SET EXERCISE: Lines holding the string "Normalized" are the ones to copy from this listing.

SUPPLIED INFORMATION:
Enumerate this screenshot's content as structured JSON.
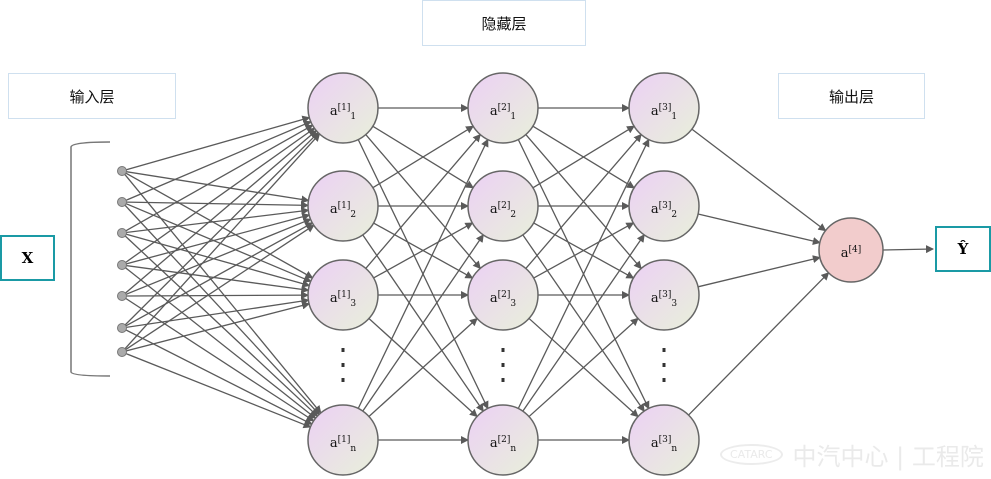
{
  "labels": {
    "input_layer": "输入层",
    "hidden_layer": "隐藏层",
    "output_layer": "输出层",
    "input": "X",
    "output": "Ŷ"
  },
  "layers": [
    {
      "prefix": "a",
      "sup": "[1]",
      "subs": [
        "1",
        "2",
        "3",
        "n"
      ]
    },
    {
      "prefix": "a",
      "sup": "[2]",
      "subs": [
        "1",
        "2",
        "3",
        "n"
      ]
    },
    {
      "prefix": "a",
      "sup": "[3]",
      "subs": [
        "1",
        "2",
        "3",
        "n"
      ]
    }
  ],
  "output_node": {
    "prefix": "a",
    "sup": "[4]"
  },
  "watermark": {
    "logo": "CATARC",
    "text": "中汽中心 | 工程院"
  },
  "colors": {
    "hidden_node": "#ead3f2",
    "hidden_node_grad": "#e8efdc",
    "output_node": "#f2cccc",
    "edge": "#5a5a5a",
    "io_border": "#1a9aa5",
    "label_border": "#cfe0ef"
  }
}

--

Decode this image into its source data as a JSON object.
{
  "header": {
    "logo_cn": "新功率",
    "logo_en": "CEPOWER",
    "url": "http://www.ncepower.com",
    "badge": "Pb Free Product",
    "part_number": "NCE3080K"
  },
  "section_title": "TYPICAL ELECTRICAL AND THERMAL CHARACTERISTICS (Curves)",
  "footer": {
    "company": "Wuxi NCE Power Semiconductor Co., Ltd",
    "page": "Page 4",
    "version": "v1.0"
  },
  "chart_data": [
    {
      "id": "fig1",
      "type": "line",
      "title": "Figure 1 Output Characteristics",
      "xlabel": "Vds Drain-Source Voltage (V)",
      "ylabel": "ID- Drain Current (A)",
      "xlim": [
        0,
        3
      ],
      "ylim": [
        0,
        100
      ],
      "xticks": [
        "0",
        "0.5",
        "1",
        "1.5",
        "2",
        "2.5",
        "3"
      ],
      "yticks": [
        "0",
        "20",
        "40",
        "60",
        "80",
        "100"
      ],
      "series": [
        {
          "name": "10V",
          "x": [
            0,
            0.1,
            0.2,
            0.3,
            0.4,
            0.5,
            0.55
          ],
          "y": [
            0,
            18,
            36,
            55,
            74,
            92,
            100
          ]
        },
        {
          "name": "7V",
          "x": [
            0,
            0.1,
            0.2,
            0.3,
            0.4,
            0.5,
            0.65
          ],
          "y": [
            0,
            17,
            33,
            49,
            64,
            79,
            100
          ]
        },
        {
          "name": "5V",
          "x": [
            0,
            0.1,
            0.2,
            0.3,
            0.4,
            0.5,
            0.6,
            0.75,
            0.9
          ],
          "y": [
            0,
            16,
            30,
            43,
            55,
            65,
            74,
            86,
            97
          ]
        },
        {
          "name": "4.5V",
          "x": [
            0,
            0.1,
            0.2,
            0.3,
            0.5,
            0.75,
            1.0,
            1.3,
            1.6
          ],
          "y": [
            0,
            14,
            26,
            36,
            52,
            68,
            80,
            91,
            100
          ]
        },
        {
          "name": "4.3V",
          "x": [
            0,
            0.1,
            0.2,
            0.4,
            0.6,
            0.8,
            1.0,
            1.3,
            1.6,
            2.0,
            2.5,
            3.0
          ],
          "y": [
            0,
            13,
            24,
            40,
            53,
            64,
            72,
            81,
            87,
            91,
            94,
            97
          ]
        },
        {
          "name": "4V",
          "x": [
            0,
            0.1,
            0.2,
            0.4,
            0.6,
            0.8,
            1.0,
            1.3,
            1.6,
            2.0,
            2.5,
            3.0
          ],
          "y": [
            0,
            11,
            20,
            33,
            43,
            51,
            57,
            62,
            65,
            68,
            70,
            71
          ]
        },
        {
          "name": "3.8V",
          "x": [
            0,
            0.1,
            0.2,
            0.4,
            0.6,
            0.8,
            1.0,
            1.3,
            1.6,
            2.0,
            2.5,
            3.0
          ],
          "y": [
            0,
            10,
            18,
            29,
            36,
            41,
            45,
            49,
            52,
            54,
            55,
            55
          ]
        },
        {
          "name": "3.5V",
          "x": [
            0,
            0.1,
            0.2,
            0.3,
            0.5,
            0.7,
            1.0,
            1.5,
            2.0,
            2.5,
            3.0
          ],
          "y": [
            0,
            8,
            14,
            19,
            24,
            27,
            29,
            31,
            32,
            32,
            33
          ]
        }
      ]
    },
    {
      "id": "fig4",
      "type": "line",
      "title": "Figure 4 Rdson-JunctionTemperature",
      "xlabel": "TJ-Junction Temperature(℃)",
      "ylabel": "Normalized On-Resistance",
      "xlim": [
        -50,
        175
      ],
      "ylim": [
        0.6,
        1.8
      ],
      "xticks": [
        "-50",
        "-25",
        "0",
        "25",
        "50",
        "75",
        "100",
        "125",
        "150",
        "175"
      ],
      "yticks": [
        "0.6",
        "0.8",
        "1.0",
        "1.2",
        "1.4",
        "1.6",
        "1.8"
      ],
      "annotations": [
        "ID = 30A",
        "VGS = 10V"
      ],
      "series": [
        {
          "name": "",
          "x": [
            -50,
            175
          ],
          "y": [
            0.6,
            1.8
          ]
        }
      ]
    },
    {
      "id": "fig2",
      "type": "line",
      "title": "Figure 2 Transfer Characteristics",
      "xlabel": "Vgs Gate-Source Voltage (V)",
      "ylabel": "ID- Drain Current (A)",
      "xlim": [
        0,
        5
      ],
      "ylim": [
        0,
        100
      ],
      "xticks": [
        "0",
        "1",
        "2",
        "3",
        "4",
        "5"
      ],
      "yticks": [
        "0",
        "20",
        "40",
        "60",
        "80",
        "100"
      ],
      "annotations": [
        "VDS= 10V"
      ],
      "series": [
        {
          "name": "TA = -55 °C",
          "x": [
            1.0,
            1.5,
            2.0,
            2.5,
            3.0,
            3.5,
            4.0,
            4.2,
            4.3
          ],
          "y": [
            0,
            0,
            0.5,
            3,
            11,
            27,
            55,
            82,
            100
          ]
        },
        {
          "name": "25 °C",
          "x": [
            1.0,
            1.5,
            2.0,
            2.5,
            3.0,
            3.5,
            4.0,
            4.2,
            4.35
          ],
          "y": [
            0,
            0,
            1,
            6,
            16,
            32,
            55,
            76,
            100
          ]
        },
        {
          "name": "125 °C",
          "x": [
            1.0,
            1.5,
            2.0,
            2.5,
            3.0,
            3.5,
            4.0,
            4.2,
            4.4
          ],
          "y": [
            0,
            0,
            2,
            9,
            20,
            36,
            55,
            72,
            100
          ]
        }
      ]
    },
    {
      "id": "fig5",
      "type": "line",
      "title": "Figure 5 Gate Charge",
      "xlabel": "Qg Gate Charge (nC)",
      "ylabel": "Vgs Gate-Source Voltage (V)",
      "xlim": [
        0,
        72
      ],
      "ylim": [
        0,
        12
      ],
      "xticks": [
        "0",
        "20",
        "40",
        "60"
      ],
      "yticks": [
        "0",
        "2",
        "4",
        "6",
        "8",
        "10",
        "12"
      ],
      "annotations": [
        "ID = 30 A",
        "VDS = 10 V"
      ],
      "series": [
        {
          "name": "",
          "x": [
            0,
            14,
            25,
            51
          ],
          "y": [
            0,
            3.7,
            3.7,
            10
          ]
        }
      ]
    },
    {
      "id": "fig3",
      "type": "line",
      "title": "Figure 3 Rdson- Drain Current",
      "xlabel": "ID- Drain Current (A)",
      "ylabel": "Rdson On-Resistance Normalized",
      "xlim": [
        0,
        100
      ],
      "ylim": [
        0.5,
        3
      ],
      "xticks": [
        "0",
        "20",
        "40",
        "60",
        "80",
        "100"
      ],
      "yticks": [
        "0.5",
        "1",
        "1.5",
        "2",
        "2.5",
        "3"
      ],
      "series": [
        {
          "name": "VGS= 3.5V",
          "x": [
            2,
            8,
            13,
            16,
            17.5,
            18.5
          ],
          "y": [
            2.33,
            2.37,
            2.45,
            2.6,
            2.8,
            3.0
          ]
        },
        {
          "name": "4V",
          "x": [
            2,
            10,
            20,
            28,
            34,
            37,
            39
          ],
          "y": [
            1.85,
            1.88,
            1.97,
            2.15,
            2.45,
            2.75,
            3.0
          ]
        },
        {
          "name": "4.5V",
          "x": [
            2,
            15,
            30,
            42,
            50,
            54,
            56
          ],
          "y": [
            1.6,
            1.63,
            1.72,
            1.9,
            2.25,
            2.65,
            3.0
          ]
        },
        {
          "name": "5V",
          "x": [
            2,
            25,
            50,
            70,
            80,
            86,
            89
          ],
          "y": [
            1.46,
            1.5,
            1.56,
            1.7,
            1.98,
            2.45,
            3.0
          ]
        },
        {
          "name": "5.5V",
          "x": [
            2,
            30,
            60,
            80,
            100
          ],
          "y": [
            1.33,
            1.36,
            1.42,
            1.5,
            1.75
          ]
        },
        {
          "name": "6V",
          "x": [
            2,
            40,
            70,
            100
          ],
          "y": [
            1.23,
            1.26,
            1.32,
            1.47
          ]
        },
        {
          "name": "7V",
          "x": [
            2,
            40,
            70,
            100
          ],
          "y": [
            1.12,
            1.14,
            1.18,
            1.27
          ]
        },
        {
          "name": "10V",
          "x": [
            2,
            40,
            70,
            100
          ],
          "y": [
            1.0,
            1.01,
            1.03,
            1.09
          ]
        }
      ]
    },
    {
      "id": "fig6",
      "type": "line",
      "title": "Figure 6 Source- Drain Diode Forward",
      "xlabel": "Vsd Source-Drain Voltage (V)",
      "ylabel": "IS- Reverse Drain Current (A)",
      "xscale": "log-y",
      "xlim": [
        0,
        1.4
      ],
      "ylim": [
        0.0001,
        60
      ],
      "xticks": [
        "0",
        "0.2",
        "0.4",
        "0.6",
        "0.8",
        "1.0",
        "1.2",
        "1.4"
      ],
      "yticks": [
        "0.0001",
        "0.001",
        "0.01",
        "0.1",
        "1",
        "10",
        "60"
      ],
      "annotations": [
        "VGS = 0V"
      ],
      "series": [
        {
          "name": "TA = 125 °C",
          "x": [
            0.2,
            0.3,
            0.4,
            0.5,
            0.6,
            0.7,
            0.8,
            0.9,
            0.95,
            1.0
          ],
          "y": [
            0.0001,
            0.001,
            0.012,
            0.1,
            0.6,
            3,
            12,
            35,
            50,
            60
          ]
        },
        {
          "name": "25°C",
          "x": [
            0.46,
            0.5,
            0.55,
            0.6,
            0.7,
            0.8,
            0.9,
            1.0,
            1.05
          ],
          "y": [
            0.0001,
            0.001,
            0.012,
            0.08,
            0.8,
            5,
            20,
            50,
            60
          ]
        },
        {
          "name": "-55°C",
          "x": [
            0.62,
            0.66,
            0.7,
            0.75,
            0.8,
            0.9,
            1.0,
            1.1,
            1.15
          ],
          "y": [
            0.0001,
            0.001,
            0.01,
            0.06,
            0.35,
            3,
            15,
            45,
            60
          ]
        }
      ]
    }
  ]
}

SOLUTION FOR THIS PROBLEM:
      "ylabel": "Normalized On-Resistance",
      "ylabel": "Rdson On-Resistance Normalized",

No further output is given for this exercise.